All the data should be repeated exactly. Any image in it is left out.
··· INPUT ROWS
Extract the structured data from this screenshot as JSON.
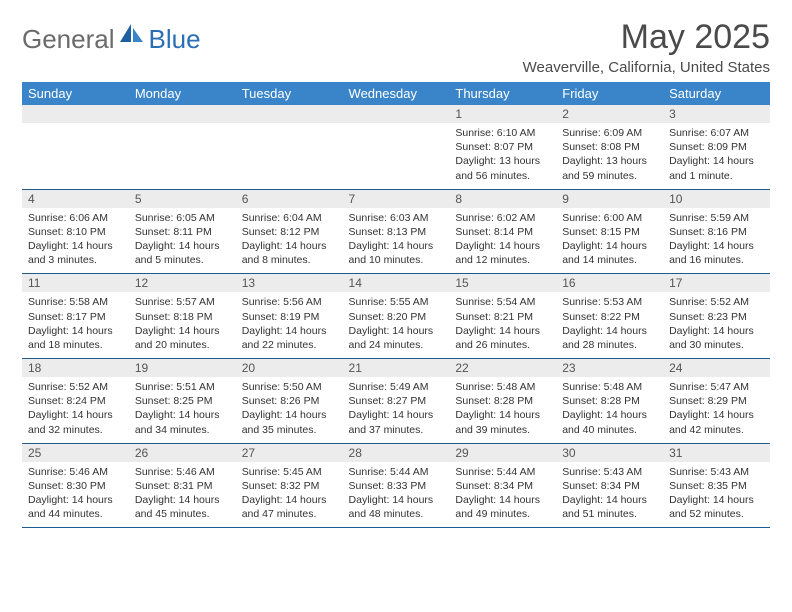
{
  "brand": {
    "general": "General",
    "blue": "Blue"
  },
  "header": {
    "title": "May 2025",
    "location": "Weaverville, California, United States"
  },
  "colors": {
    "header_row_bg": "#3a85c9",
    "header_row_text": "#ffffff",
    "daynum_bg": "#ececec",
    "cell_border": "#1f5a8f",
    "logo_blue": "#2a6fb5",
    "logo_gray": "#6b6b6b"
  },
  "weekdays": [
    "Sunday",
    "Monday",
    "Tuesday",
    "Wednesday",
    "Thursday",
    "Friday",
    "Saturday"
  ],
  "weeks": [
    [
      {
        "n": "",
        "sunrise": "",
        "sunset": "",
        "daylight": ""
      },
      {
        "n": "",
        "sunrise": "",
        "sunset": "",
        "daylight": ""
      },
      {
        "n": "",
        "sunrise": "",
        "sunset": "",
        "daylight": ""
      },
      {
        "n": "",
        "sunrise": "",
        "sunset": "",
        "daylight": ""
      },
      {
        "n": "1",
        "sunrise": "Sunrise: 6:10 AM",
        "sunset": "Sunset: 8:07 PM",
        "daylight": "Daylight: 13 hours and 56 minutes."
      },
      {
        "n": "2",
        "sunrise": "Sunrise: 6:09 AM",
        "sunset": "Sunset: 8:08 PM",
        "daylight": "Daylight: 13 hours and 59 minutes."
      },
      {
        "n": "3",
        "sunrise": "Sunrise: 6:07 AM",
        "sunset": "Sunset: 8:09 PM",
        "daylight": "Daylight: 14 hours and 1 minute."
      }
    ],
    [
      {
        "n": "4",
        "sunrise": "Sunrise: 6:06 AM",
        "sunset": "Sunset: 8:10 PM",
        "daylight": "Daylight: 14 hours and 3 minutes."
      },
      {
        "n": "5",
        "sunrise": "Sunrise: 6:05 AM",
        "sunset": "Sunset: 8:11 PM",
        "daylight": "Daylight: 14 hours and 5 minutes."
      },
      {
        "n": "6",
        "sunrise": "Sunrise: 6:04 AM",
        "sunset": "Sunset: 8:12 PM",
        "daylight": "Daylight: 14 hours and 8 minutes."
      },
      {
        "n": "7",
        "sunrise": "Sunrise: 6:03 AM",
        "sunset": "Sunset: 8:13 PM",
        "daylight": "Daylight: 14 hours and 10 minutes."
      },
      {
        "n": "8",
        "sunrise": "Sunrise: 6:02 AM",
        "sunset": "Sunset: 8:14 PM",
        "daylight": "Daylight: 14 hours and 12 minutes."
      },
      {
        "n": "9",
        "sunrise": "Sunrise: 6:00 AM",
        "sunset": "Sunset: 8:15 PM",
        "daylight": "Daylight: 14 hours and 14 minutes."
      },
      {
        "n": "10",
        "sunrise": "Sunrise: 5:59 AM",
        "sunset": "Sunset: 8:16 PM",
        "daylight": "Daylight: 14 hours and 16 minutes."
      }
    ],
    [
      {
        "n": "11",
        "sunrise": "Sunrise: 5:58 AM",
        "sunset": "Sunset: 8:17 PM",
        "daylight": "Daylight: 14 hours and 18 minutes."
      },
      {
        "n": "12",
        "sunrise": "Sunrise: 5:57 AM",
        "sunset": "Sunset: 8:18 PM",
        "daylight": "Daylight: 14 hours and 20 minutes."
      },
      {
        "n": "13",
        "sunrise": "Sunrise: 5:56 AM",
        "sunset": "Sunset: 8:19 PM",
        "daylight": "Daylight: 14 hours and 22 minutes."
      },
      {
        "n": "14",
        "sunrise": "Sunrise: 5:55 AM",
        "sunset": "Sunset: 8:20 PM",
        "daylight": "Daylight: 14 hours and 24 minutes."
      },
      {
        "n": "15",
        "sunrise": "Sunrise: 5:54 AM",
        "sunset": "Sunset: 8:21 PM",
        "daylight": "Daylight: 14 hours and 26 minutes."
      },
      {
        "n": "16",
        "sunrise": "Sunrise: 5:53 AM",
        "sunset": "Sunset: 8:22 PM",
        "daylight": "Daylight: 14 hours and 28 minutes."
      },
      {
        "n": "17",
        "sunrise": "Sunrise: 5:52 AM",
        "sunset": "Sunset: 8:23 PM",
        "daylight": "Daylight: 14 hours and 30 minutes."
      }
    ],
    [
      {
        "n": "18",
        "sunrise": "Sunrise: 5:52 AM",
        "sunset": "Sunset: 8:24 PM",
        "daylight": "Daylight: 14 hours and 32 minutes."
      },
      {
        "n": "19",
        "sunrise": "Sunrise: 5:51 AM",
        "sunset": "Sunset: 8:25 PM",
        "daylight": "Daylight: 14 hours and 34 minutes."
      },
      {
        "n": "20",
        "sunrise": "Sunrise: 5:50 AM",
        "sunset": "Sunset: 8:26 PM",
        "daylight": "Daylight: 14 hours and 35 minutes."
      },
      {
        "n": "21",
        "sunrise": "Sunrise: 5:49 AM",
        "sunset": "Sunset: 8:27 PM",
        "daylight": "Daylight: 14 hours and 37 minutes."
      },
      {
        "n": "22",
        "sunrise": "Sunrise: 5:48 AM",
        "sunset": "Sunset: 8:28 PM",
        "daylight": "Daylight: 14 hours and 39 minutes."
      },
      {
        "n": "23",
        "sunrise": "Sunrise: 5:48 AM",
        "sunset": "Sunset: 8:28 PM",
        "daylight": "Daylight: 14 hours and 40 minutes."
      },
      {
        "n": "24",
        "sunrise": "Sunrise: 5:47 AM",
        "sunset": "Sunset: 8:29 PM",
        "daylight": "Daylight: 14 hours and 42 minutes."
      }
    ],
    [
      {
        "n": "25",
        "sunrise": "Sunrise: 5:46 AM",
        "sunset": "Sunset: 8:30 PM",
        "daylight": "Daylight: 14 hours and 44 minutes."
      },
      {
        "n": "26",
        "sunrise": "Sunrise: 5:46 AM",
        "sunset": "Sunset: 8:31 PM",
        "daylight": "Daylight: 14 hours and 45 minutes."
      },
      {
        "n": "27",
        "sunrise": "Sunrise: 5:45 AM",
        "sunset": "Sunset: 8:32 PM",
        "daylight": "Daylight: 14 hours and 47 minutes."
      },
      {
        "n": "28",
        "sunrise": "Sunrise: 5:44 AM",
        "sunset": "Sunset: 8:33 PM",
        "daylight": "Daylight: 14 hours and 48 minutes."
      },
      {
        "n": "29",
        "sunrise": "Sunrise: 5:44 AM",
        "sunset": "Sunset: 8:34 PM",
        "daylight": "Daylight: 14 hours and 49 minutes."
      },
      {
        "n": "30",
        "sunrise": "Sunrise: 5:43 AM",
        "sunset": "Sunset: 8:34 PM",
        "daylight": "Daylight: 14 hours and 51 minutes."
      },
      {
        "n": "31",
        "sunrise": "Sunrise: 5:43 AM",
        "sunset": "Sunset: 8:35 PM",
        "daylight": "Daylight: 14 hours and 52 minutes."
      }
    ]
  ]
}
······
*ANSWER*
Extract the structured data from this screenshot as JSON.
{
  "brand": {
    "general": "General",
    "blue": "Blue"
  },
  "header": {
    "title": "May 2025",
    "location": "Weaverville, California, United States"
  },
  "colors": {
    "header_row_bg": "#3a85c9",
    "header_row_text": "#ffffff",
    "daynum_bg": "#ececec",
    "cell_border": "#1f5a8f",
    "logo_blue": "#2a6fb5",
    "logo_gray": "#6b6b6b"
  },
  "weekdays": [
    "Sunday",
    "Monday",
    "Tuesday",
    "Wednesday",
    "Thursday",
    "Friday",
    "Saturday"
  ],
  "weeks": [
    [
      {
        "n": "",
        "sunrise": "",
        "sunset": "",
        "daylight": ""
      },
      {
        "n": "",
        "sunrise": "",
        "sunset": "",
        "daylight": ""
      },
      {
        "n": "",
        "sunrise": "",
        "sunset": "",
        "daylight": ""
      },
      {
        "n": "",
        "sunrise": "",
        "sunset": "",
        "daylight": ""
      },
      {
        "n": "1",
        "sunrise": "Sunrise: 6:10 AM",
        "sunset": "Sunset: 8:07 PM",
        "daylight": "Daylight: 13 hours and 56 minutes."
      },
      {
        "n": "2",
        "sunrise": "Sunrise: 6:09 AM",
        "sunset": "Sunset: 8:08 PM",
        "daylight": "Daylight: 13 hours and 59 minutes."
      },
      {
        "n": "3",
        "sunrise": "Sunrise: 6:07 AM",
        "sunset": "Sunset: 8:09 PM",
        "daylight": "Daylight: 14 hours and 1 minute."
      }
    ],
    [
      {
        "n": "4",
        "sunrise": "Sunrise: 6:06 AM",
        "sunset": "Sunset: 8:10 PM",
        "daylight": "Daylight: 14 hours and 3 minutes."
      },
      {
        "n": "5",
        "sunrise": "Sunrise: 6:05 AM",
        "sunset": "Sunset: 8:11 PM",
        "daylight": "Daylight: 14 hours and 5 minutes."
      },
      {
        "n": "6",
        "sunrise": "Sunrise: 6:04 AM",
        "sunset": "Sunset: 8:12 PM",
        "daylight": "Daylight: 14 hours and 8 minutes."
      },
      {
        "n": "7",
        "sunrise": "Sunrise: 6:03 AM",
        "sunset": "Sunset: 8:13 PM",
        "daylight": "Daylight: 14 hours and 10 minutes."
      },
      {
        "n": "8",
        "sunrise": "Sunrise: 6:02 AM",
        "sunset": "Sunset: 8:14 PM",
        "daylight": "Daylight: 14 hours and 12 minutes."
      },
      {
        "n": "9",
        "sunrise": "Sunrise: 6:00 AM",
        "sunset": "Sunset: 8:15 PM",
        "daylight": "Daylight: 14 hours and 14 minutes."
      },
      {
        "n": "10",
        "sunrise": "Sunrise: 5:59 AM",
        "sunset": "Sunset: 8:16 PM",
        "daylight": "Daylight: 14 hours and 16 minutes."
      }
    ],
    [
      {
        "n": "11",
        "sunrise": "Sunrise: 5:58 AM",
        "sunset": "Sunset: 8:17 PM",
        "daylight": "Daylight: 14 hours and 18 minutes."
      },
      {
        "n": "12",
        "sunrise": "Sunrise: 5:57 AM",
        "sunset": "Sunset: 8:18 PM",
        "daylight": "Daylight: 14 hours and 20 minutes."
      },
      {
        "n": "13",
        "sunrise": "Sunrise: 5:56 AM",
        "sunset": "Sunset: 8:19 PM",
        "daylight": "Daylight: 14 hours and 22 minutes."
      },
      {
        "n": "14",
        "sunrise": "Sunrise: 5:55 AM",
        "sunset": "Sunset: 8:20 PM",
        "daylight": "Daylight: 14 hours and 24 minutes."
      },
      {
        "n": "15",
        "sunrise": "Sunrise: 5:54 AM",
        "sunset": "Sunset: 8:21 PM",
        "daylight": "Daylight: 14 hours and 26 minutes."
      },
      {
        "n": "16",
        "sunrise": "Sunrise: 5:53 AM",
        "sunset": "Sunset: 8:22 PM",
        "daylight": "Daylight: 14 hours and 28 minutes."
      },
      {
        "n": "17",
        "sunrise": "Sunrise: 5:52 AM",
        "sunset": "Sunset: 8:23 PM",
        "daylight": "Daylight: 14 hours and 30 minutes."
      }
    ],
    [
      {
        "n": "18",
        "sunrise": "Sunrise: 5:52 AM",
        "sunset": "Sunset: 8:24 PM",
        "daylight": "Daylight: 14 hours and 32 minutes."
      },
      {
        "n": "19",
        "sunrise": "Sunrise: 5:51 AM",
        "sunset": "Sunset: 8:25 PM",
        "daylight": "Daylight: 14 hours and 34 minutes."
      },
      {
        "n": "20",
        "sunrise": "Sunrise: 5:50 AM",
        "sunset": "Sunset: 8:26 PM",
        "daylight": "Daylight: 14 hours and 35 minutes."
      },
      {
        "n": "21",
        "sunrise": "Sunrise: 5:49 AM",
        "sunset": "Sunset: 8:27 PM",
        "daylight": "Daylight: 14 hours and 37 minutes."
      },
      {
        "n": "22",
        "sunrise": "Sunrise: 5:48 AM",
        "sunset": "Sunset: 8:28 PM",
        "daylight": "Daylight: 14 hours and 39 minutes."
      },
      {
        "n": "23",
        "sunrise": "Sunrise: 5:48 AM",
        "sunset": "Sunset: 8:28 PM",
        "daylight": "Daylight: 14 hours and 40 minutes."
      },
      {
        "n": "24",
        "sunrise": "Sunrise: 5:47 AM",
        "sunset": "Sunset: 8:29 PM",
        "daylight": "Daylight: 14 hours and 42 minutes."
      }
    ],
    [
      {
        "n": "25",
        "sunrise": "Sunrise: 5:46 AM",
        "sunset": "Sunset: 8:30 PM",
        "daylight": "Daylight: 14 hours and 44 minutes."
      },
      {
        "n": "26",
        "sunrise": "Sunrise: 5:46 AM",
        "sunset": "Sunset: 8:31 PM",
        "daylight": "Daylight: 14 hours and 45 minutes."
      },
      {
        "n": "27",
        "sunrise": "Sunrise: 5:45 AM",
        "sunset": "Sunset: 8:32 PM",
        "daylight": "Daylight: 14 hours and 47 minutes."
      },
      {
        "n": "28",
        "sunrise": "Sunrise: 5:44 AM",
        "sunset": "Sunset: 8:33 PM",
        "daylight": "Daylight: 14 hours and 48 minutes."
      },
      {
        "n": "29",
        "sunrise": "Sunrise: 5:44 AM",
        "sunset": "Sunset: 8:34 PM",
        "daylight": "Daylight: 14 hours and 49 minutes."
      },
      {
        "n": "30",
        "sunrise": "Sunrise: 5:43 AM",
        "sunset": "Sunset: 8:34 PM",
        "daylight": "Daylight: 14 hours and 51 minutes."
      },
      {
        "n": "31",
        "sunrise": "Sunrise: 5:43 AM",
        "sunset": "Sunset: 8:35 PM",
        "daylight": "Daylight: 14 hours and 52 minutes."
      }
    ]
  ]
}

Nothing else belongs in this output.